EXERCISE AIM: Could you pick up the text on dramatic theory and criticism and keep writing from its last line?

Dramatic Theory and Criticism
Dramatic theory and criticism studies the principles, genres, and interpretive frameworks of drama and theatre, from Aristotle's Poetics through semiotics, performance theory, and contemporary criticism.
Definition
The study of the principles, genres, and critical frameworks used to analyze and evaluate drama and theatrical performance.
Scope
This area surveys the long tradition of theorizing drama and theatre: classical and neoclassical poetics, the analysis of genre, plot, character, and catharsis, theories of acting and spectatorship, the semiotics of theatrical signs, and the various critical schools—formalist, sociological, psychoanalytic, feminist, and performance-oriented—that interpret dramatic texts and performances. It treats theory and criticism as historically situated reflection on what theatre is and does.
Sub-topics
Core questions
- What distinguishes drama from other literary and artistic forms?
- How have theorists defined tragedy, comedy, and other genres?
- How do theatrical signs make meaning in performance?
- By what criteria can theatre be interpreted and judged?
Key theories
- Aristotelian poetics of drama
- Aristotle's foundational analysis of tragedy in terms of plot, character, thought, diction, melody, and spectacle, with mimesis and catharsis as central concepts that shaped centuries of dramatic theory.
- Theatre semiotics
- Keir Elam's systematization of how theatre and drama generate meaning through codes and signs—verbal, visual, gestural, and spatial—drawing on structuralist and semiotic theory.

[Stored items]
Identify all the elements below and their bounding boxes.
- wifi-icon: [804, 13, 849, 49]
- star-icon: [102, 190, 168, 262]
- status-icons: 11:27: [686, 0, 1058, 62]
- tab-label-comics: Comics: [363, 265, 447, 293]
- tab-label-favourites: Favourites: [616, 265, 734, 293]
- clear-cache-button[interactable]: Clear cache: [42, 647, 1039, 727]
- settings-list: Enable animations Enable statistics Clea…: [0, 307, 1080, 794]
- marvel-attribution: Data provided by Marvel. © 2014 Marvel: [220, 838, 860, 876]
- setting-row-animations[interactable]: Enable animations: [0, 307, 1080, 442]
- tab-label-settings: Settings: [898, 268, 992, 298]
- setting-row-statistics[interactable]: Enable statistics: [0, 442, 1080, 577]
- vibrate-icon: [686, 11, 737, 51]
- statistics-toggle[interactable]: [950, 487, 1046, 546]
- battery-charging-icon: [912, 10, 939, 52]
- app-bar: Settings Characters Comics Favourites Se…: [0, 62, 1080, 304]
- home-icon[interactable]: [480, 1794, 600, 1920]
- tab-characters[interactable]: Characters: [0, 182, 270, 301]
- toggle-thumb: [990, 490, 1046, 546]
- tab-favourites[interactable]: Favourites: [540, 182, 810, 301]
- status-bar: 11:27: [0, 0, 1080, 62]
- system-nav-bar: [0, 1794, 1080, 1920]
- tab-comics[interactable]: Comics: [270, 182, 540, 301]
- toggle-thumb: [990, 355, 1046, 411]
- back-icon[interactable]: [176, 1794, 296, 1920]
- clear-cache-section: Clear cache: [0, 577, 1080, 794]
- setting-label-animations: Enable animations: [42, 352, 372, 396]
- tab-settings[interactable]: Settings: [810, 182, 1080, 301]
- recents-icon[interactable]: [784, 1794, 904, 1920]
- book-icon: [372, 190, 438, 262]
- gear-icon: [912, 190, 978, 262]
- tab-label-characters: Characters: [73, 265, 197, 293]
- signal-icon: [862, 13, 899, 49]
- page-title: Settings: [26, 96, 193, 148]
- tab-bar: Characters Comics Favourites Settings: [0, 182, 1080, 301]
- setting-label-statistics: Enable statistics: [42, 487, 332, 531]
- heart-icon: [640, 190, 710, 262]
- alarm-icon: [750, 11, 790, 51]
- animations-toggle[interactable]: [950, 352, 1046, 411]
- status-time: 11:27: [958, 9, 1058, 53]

RESPONSE AREA:
History
Dramatic theory begins with Aristotle's Poetics and Roman writers such as Horace, is renewed in the neoclassical poetics of the Renaissance and the criticism of Lessing in the eighteenth century, and expands in the modern period to encompass semiotics, sociological and political criticism, psychoanalytic and feminist readings, and theories oriented to performance rather than text.
Debates
- Text versus performance as the object of theory
- Theorists disagree over whether dramatic theory should center the written play or the live performance event, a tension sharpened by semiotic and performance approaches.
Key figures
- Aristotle
- Gotthold Ephraim Lessing
- Marvin Carlson
- Keir Elam
Related topics
Seminal works
- aristotlepoetics
- carlson1993
- elam1980
Frequently asked questions
- Why is Aristotle's Poetics so important?
- It is the earliest surviving systematic theory of drama and introduced concepts—plot, character, mimesis, catharsis, the unities later derived from it—that dominated Western dramatic criticism for over two millennia.
- How does criticism differ from theory here?
- Theory articulates general principles about what drama is and how it works, while criticism applies and tests those principles in interpreting and evaluating particular plays and performances.